__Written instruction__. Give every entry again, unchanged, and leave its images out.

__Stored data__.
---*---

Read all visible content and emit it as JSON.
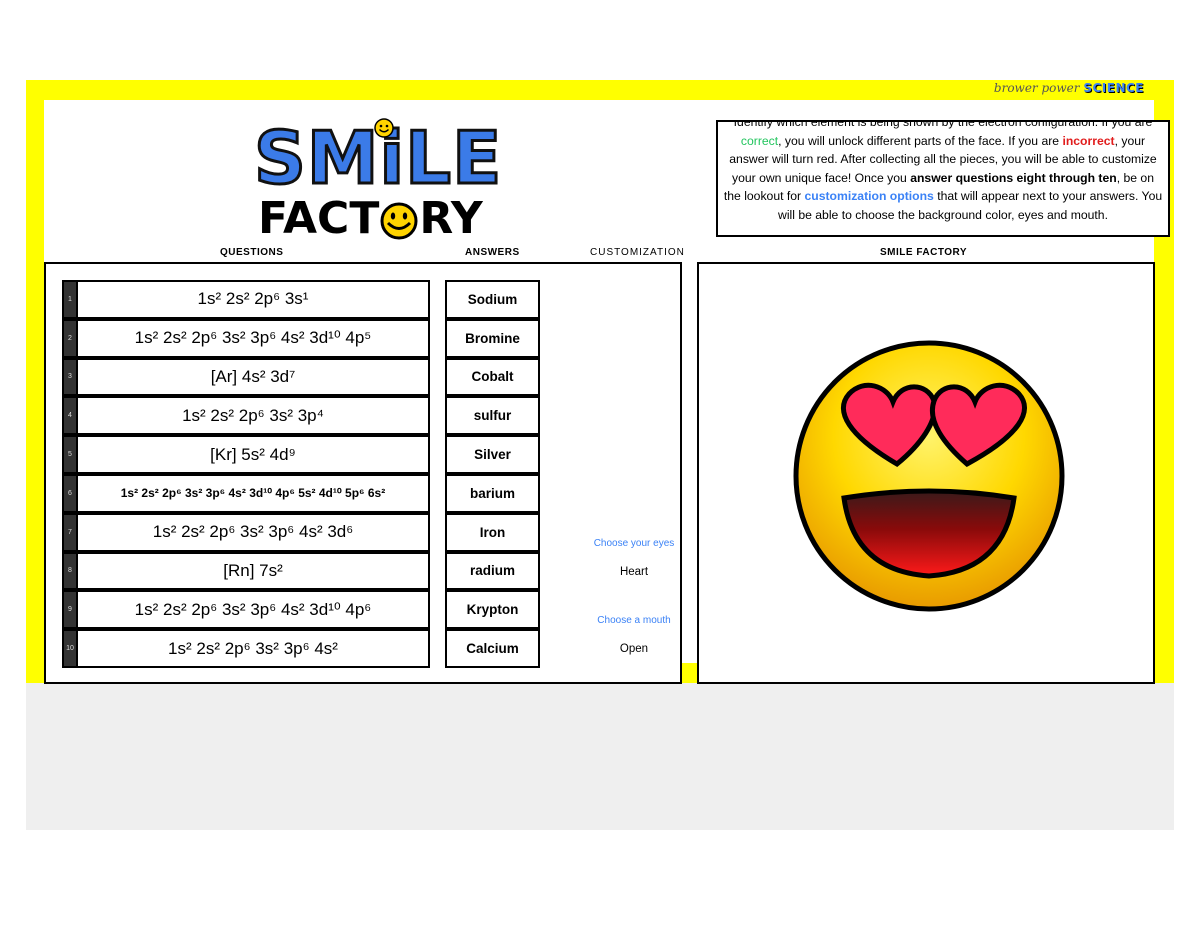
{
  "brand": {
    "text": "brower power",
    "accent": "SCIENCE"
  },
  "logo": {
    "line1": "SMiLE",
    "line2_a": "FACT",
    "line2_b": "RY"
  },
  "instructions": {
    "s1": "Identify which element is being shown by the electron configuration.  If you are ",
    "correct": "correct",
    "s2": ", you will  unlock different parts of the face.  If you are ",
    "incorrect": "incorrect",
    "s3": ", your answer will turn red. After collecting all the pieces, you will be able to customize your own unique face!  Once you ",
    "answer": "answer questions eight through ten",
    "s4": ", be on the lookout for ",
    "custom": "customization options",
    "s5": " that will appear next to your answers. You will be able to choose the background color, eyes and mouth."
  },
  "headers": {
    "questions": "QUESTIONS",
    "answers": "ANSWERS",
    "customization": "CUSTOMIZATION",
    "factory": "SMILE FACTORY"
  },
  "questions": [
    {
      "n": "1",
      "html": "1s² 2s² 2p⁶ 3s¹",
      "answer": "Sodium"
    },
    {
      "n": "2",
      "html": "1s² 2s² 2p⁶ 3s² 3p⁶ 4s² 3d¹⁰ 4p⁵",
      "answer": "Bromine"
    },
    {
      "n": "3",
      "html": "[Ar] 4s² 3d⁷",
      "answer": "Cobalt"
    },
    {
      "n": "4",
      "html": "1s² 2s² 2p⁶ 3s² 3p⁴",
      "answer": "sulfur"
    },
    {
      "n": "5",
      "html": "[Kr] 5s² 4d⁹",
      "answer": "Silver"
    },
    {
      "n": "6",
      "html": "1s² 2s² 2p⁶ 3s² 3p⁶ 4s² 3d¹⁰ 4p⁶ 5s² 4d¹⁰ 5p⁶ 6s²",
      "answer": "barium"
    },
    {
      "n": "7",
      "html": "1s² 2s² 2p⁶ 3s² 3p⁶ 4s² 3d⁶",
      "answer": "Iron"
    },
    {
      "n": "8",
      "html": "[Rn] 7s²",
      "answer": "radium"
    },
    {
      "n": "9",
      "html": "1s² 2s² 2p⁶ 3s² 3p⁶ 4s² 3d¹⁰ 4p⁶",
      "answer": "Krypton"
    },
    {
      "n": "10",
      "html": "1s² 2s² 2p⁶ 3s² 3p⁶ 4s²",
      "answer": "Calcium"
    }
  ],
  "customization": {
    "eyes_label": "Choose your eyes",
    "eyes_value": "Heart",
    "mouth_label": "Choose a mouth",
    "mouth_value": "Open"
  },
  "colors": {
    "sheet": "#ffff00",
    "accent_blue": "#3b82f6",
    "correct_green": "#22c55e",
    "incorrect_red": "#e11d1d"
  }
}
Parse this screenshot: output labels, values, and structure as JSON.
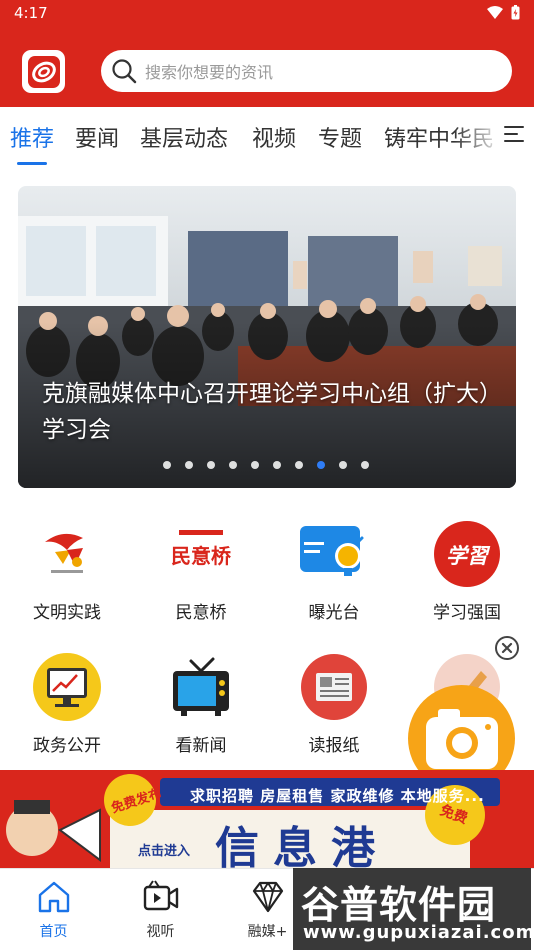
{
  "status_bar": {
    "time": "4:17"
  },
  "search": {
    "placeholder": "搜索你想要的资讯"
  },
  "tabs": [
    {
      "label": "推荐",
      "active": true
    },
    {
      "label": "要闻",
      "active": false
    },
    {
      "label": "基层动态",
      "active": false
    },
    {
      "label": "视频",
      "active": false
    },
    {
      "label": "专题",
      "active": false
    },
    {
      "label": "铸牢中华民",
      "active": false
    }
  ],
  "banner": {
    "caption": "克旗融媒体中心召开理论学习中心组（扩大）学习会",
    "slide_count": 10,
    "active_slide": 8
  },
  "quick_links": [
    {
      "label": "文明实践",
      "icon": "civilization-practice-icon"
    },
    {
      "label": "民意桥",
      "icon": "public-opinion-bridge-icon",
      "icon_text": "民意桥"
    },
    {
      "label": "曝光台",
      "icon": "exposure-platform-icon"
    },
    {
      "label": "学习强国",
      "icon": "study-strong-nation-icon",
      "icon_text": "学習"
    },
    {
      "label": "政务公开",
      "icon": "government-affairs-icon"
    },
    {
      "label": "看新闻",
      "icon": "tv-news-icon"
    },
    {
      "label": "读报纸",
      "icon": "newspaper-icon"
    }
  ],
  "ad_banner": {
    "services": "求职招聘  房屋租售  家政维修  本地服务...",
    "badge": "免费发布",
    "title": "信息港",
    "cta": "点击进入",
    "badge_right": "免费"
  },
  "bottom_nav": [
    {
      "label": "首页",
      "icon": "home-icon",
      "active": true
    },
    {
      "label": "视听",
      "icon": "video-icon",
      "active": false
    },
    {
      "label": "融媒+",
      "icon": "diamond-icon",
      "active": false
    }
  ],
  "watermark": {
    "title": "谷普软件园",
    "url": "www.gupuxiazai.com"
  },
  "colors": {
    "brand_red": "#d9261c",
    "accent_blue": "#1a73e8",
    "camera_orange": "#f7a417"
  }
}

---*---

__Task answer__.
Read all visible content and emit it as JSON.
{
  "brand": {
    "text": "brower power",
    "accent": "SCIENCE"
  },
  "logo": {
    "line1": "SMiLE",
    "line2_a": "FACT",
    "line2_b": "RY"
  },
  "instructions": {
    "s1": "Identify which element is being shown by the electron configuration.  If you are ",
    "correct": "correct",
    "s2": ", you will  unlock different parts of the face.  If you are ",
    "incorrect": "incorrect",
    "s3": ", your answer will turn red. After collecting all the pieces, you will be able to customize your own unique face!  Once you ",
    "answer": "answer questions eight through ten",
    "s4": ", be on the lookout for ",
    "custom": "customization options",
    "s5": " that will appear next to your answers. You will be able to choose the background color, eyes and mouth."
  },
  "headers": {
    "questions": "QUESTIONS",
    "answers": "ANSWERS",
    "customization": "CUSTOMIZATION",
    "factory": "SMILE FACTORY"
  },
  "questions": [
    {
      "n": "1",
      "html": "1s² 2s² 2p⁶ 3s¹",
      "answer": "Sodium"
    },
    {
      "n": "2",
      "html": "1s² 2s² 2p⁶ 3s² 3p⁶ 4s² 3d¹⁰ 4p⁵",
      "answer": "Bromine"
    },
    {
      "n": "3",
      "html": "[Ar] 4s² 3d⁷",
      "answer": "Cobalt"
    },
    {
      "n": "4",
      "html": "1s² 2s² 2p⁶ 3s² 3p⁴",
      "answer": "sulfur"
    },
    {
      "n": "5",
      "html": "[Kr] 5s² 4d⁹",
      "answer": "Silver"
    },
    {
      "n": "6",
      "html": "1s² 2s² 2p⁶ 3s² 3p⁶ 4s² 3d¹⁰ 4p⁶ 5s² 4d¹⁰ 5p⁶ 6s²",
      "answer": "barium"
    },
    {
      "n": "7",
      "html": "1s² 2s² 2p⁶ 3s² 3p⁶ 4s² 3d⁶",
      "answer": "Iron"
    },
    {
      "n": "8",
      "html": "[Rn] 7s²",
      "answer": "radium"
    },
    {
      "n": "9",
      "html": "1s² 2s² 2p⁶ 3s² 3p⁶ 4s² 3d¹⁰ 4p⁶",
      "answer": "Krypton"
    },
    {
      "n": "10",
      "html": "1s² 2s² 2p⁶ 3s² 3p⁶ 4s²",
      "answer": "Calcium"
    }
  ],
  "customization": {
    "eyes_label": "Choose your eyes",
    "eyes_value": "Heart",
    "mouth_label": "Choose a mouth",
    "mouth_value": "Open"
  },
  "colors": {
    "sheet": "#ffff00",
    "accent_blue": "#3b82f6",
    "correct_green": "#22c55e",
    "incorrect_red": "#e11d1d"
  }
}
Parse this screenshot: output labels, values, and structure as JSON.
{
  "status_bar": {
    "time": "4:17"
  },
  "search": {
    "placeholder": "搜索你想要的资讯"
  },
  "tabs": [
    {
      "label": "推荐",
      "active": true
    },
    {
      "label": "要闻",
      "active": false
    },
    {
      "label": "基层动态",
      "active": false
    },
    {
      "label": "视频",
      "active": false
    },
    {
      "label": "专题",
      "active": false
    },
    {
      "label": "铸牢中华民",
      "active": false
    }
  ],
  "banner": {
    "caption": "克旗融媒体中心召开理论学习中心组（扩大）学习会",
    "slide_count": 10,
    "active_slide": 8
  },
  "quick_links": [
    {
      "label": "文明实践",
      "icon": "civilization-practice-icon"
    },
    {
      "label": "民意桥",
      "icon": "public-opinion-bridge-icon",
      "icon_text": "民意桥"
    },
    {
      "label": "曝光台",
      "icon": "exposure-platform-icon"
    },
    {
      "label": "学习强国",
      "icon": "study-strong-nation-icon",
      "icon_text": "学習"
    },
    {
      "label": "政务公开",
      "icon": "government-affairs-icon"
    },
    {
      "label": "看新闻",
      "icon": "tv-news-icon"
    },
    {
      "label": "读报纸",
      "icon": "newspaper-icon"
    }
  ],
  "ad_banner": {
    "services": "求职招聘  房屋租售  家政维修  本地服务...",
    "badge": "免费发布",
    "title": "信息港",
    "cta": "点击进入",
    "badge_right": "免费"
  },
  "bottom_nav": [
    {
      "label": "首页",
      "icon": "home-icon",
      "active": true
    },
    {
      "label": "视听",
      "icon": "video-icon",
      "active": false
    },
    {
      "label": "融媒+",
      "icon": "diamond-icon",
      "active": false
    }
  ],
  "watermark": {
    "title": "谷普软件园",
    "url": "www.gupuxiazai.com"
  },
  "colors": {
    "brand_red": "#d9261c",
    "accent_blue": "#1a73e8",
    "camera_orange": "#f7a417"
  }
}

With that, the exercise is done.